● SET EXERCISE
Wherever the word "short" turns up in a line of the entries, copy that line.

● MATERIAL FOR THIS TASK
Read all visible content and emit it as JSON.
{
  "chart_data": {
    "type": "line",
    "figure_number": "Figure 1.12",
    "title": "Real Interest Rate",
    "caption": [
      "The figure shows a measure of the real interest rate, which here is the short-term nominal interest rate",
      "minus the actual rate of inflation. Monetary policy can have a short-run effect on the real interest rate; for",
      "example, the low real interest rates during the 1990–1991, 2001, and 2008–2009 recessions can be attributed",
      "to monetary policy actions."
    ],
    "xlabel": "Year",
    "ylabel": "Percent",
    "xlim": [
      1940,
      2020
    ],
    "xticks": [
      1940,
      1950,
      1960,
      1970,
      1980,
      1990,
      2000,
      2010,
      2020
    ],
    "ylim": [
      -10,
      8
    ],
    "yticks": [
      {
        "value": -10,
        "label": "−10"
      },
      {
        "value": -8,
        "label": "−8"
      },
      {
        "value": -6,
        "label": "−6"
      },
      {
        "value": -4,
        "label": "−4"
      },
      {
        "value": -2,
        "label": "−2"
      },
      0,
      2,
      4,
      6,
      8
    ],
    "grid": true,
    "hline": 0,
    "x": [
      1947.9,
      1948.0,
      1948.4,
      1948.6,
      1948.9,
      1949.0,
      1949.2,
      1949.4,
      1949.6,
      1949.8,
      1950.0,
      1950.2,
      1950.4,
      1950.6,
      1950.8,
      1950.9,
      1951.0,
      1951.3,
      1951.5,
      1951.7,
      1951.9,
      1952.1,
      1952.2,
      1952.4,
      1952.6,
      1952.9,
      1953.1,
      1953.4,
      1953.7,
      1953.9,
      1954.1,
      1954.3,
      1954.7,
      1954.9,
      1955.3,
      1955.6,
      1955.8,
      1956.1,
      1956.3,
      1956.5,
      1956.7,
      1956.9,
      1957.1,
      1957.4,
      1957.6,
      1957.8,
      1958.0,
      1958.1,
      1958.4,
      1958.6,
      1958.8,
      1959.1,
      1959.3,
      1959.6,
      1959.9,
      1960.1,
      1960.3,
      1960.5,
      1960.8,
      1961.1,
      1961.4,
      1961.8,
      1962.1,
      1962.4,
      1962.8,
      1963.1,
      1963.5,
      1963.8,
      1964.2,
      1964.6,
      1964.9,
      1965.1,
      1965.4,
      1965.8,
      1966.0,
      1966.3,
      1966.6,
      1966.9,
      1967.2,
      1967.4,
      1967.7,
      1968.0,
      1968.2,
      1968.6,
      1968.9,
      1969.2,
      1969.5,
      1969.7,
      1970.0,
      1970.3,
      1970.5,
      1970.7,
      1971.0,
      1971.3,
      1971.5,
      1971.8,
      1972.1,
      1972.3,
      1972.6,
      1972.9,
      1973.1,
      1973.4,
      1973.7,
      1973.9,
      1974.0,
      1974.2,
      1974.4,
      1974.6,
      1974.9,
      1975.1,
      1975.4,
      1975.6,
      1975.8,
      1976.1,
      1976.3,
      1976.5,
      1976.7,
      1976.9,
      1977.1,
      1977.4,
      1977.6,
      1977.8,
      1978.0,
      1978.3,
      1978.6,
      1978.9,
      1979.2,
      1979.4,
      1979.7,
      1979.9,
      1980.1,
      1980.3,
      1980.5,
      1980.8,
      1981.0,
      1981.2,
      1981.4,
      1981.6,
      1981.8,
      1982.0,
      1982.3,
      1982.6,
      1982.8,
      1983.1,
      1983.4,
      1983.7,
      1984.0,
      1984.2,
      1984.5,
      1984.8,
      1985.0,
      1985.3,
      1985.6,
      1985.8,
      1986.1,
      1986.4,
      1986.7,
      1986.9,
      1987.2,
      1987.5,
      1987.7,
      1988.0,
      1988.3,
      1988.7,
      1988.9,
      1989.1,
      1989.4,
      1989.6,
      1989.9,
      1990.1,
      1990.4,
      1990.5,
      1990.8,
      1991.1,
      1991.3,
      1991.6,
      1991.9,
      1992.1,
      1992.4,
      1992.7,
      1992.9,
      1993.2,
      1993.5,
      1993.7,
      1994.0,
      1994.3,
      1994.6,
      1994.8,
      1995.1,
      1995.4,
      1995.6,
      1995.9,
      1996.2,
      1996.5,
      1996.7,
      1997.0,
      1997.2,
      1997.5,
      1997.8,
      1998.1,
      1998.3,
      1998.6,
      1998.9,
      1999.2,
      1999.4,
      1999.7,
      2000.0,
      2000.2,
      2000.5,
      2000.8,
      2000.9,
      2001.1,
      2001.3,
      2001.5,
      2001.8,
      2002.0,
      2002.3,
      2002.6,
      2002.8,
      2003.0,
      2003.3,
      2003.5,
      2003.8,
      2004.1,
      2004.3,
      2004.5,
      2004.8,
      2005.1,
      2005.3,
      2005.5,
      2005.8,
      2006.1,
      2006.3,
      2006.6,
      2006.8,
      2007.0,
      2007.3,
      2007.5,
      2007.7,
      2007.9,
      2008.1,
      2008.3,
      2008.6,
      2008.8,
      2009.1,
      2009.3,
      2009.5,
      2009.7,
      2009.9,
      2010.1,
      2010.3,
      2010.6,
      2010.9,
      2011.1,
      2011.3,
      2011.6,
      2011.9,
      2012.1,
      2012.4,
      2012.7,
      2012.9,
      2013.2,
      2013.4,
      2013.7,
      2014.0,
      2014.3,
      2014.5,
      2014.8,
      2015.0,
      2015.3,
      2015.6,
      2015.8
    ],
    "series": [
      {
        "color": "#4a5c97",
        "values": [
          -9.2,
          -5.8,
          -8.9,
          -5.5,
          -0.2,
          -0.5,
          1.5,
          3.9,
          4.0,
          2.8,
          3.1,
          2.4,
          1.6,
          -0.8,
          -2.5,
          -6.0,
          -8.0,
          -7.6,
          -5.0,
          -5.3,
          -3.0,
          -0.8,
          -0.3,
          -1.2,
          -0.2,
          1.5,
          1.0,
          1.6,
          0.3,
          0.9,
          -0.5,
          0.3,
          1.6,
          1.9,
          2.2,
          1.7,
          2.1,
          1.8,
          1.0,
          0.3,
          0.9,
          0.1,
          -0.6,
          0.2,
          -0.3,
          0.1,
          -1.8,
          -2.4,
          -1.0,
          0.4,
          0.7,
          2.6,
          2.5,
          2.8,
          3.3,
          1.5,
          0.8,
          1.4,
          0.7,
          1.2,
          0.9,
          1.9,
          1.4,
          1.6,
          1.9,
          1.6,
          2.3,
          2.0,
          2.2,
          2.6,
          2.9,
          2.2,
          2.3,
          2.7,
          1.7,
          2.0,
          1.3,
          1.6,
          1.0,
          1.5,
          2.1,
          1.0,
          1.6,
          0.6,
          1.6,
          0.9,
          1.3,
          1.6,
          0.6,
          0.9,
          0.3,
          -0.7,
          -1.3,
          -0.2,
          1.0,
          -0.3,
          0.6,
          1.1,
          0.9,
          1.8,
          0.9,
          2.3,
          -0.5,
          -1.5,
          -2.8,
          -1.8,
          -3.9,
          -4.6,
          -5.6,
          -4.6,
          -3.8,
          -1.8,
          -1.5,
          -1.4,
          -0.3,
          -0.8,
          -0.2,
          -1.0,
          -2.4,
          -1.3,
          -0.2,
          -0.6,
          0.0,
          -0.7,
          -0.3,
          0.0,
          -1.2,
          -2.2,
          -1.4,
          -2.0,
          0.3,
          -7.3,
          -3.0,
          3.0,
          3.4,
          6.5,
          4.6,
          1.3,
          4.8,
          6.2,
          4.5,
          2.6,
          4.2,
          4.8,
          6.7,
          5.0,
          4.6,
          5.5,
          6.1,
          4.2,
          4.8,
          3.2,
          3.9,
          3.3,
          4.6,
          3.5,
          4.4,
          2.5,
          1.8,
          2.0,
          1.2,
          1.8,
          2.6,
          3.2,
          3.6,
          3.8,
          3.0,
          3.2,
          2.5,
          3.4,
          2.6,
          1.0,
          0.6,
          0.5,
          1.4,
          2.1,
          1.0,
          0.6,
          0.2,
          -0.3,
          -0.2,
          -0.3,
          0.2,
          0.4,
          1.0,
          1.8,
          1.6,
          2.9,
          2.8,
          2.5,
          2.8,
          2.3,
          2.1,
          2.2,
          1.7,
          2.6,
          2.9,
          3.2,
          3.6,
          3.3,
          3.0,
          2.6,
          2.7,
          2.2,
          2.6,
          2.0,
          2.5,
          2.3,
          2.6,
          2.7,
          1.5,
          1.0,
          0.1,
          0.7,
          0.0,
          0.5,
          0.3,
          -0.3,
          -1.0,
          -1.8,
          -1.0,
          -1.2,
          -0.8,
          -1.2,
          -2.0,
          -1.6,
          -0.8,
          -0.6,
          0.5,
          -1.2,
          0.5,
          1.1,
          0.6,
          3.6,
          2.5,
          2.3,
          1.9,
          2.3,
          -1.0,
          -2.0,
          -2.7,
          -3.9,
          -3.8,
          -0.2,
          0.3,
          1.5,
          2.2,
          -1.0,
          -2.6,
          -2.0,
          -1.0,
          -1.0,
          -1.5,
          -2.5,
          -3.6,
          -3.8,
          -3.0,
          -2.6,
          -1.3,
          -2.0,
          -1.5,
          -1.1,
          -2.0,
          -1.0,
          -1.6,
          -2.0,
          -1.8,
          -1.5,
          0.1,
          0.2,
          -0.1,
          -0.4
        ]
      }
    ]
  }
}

● SOLVED PROBLEM
      "The figure shows a measure of the real interest rate, which here is the short-term nominal interest rate",
      "minus the actual rate of inflation. Monetary policy can have a short-run effect on the real interest rate; for",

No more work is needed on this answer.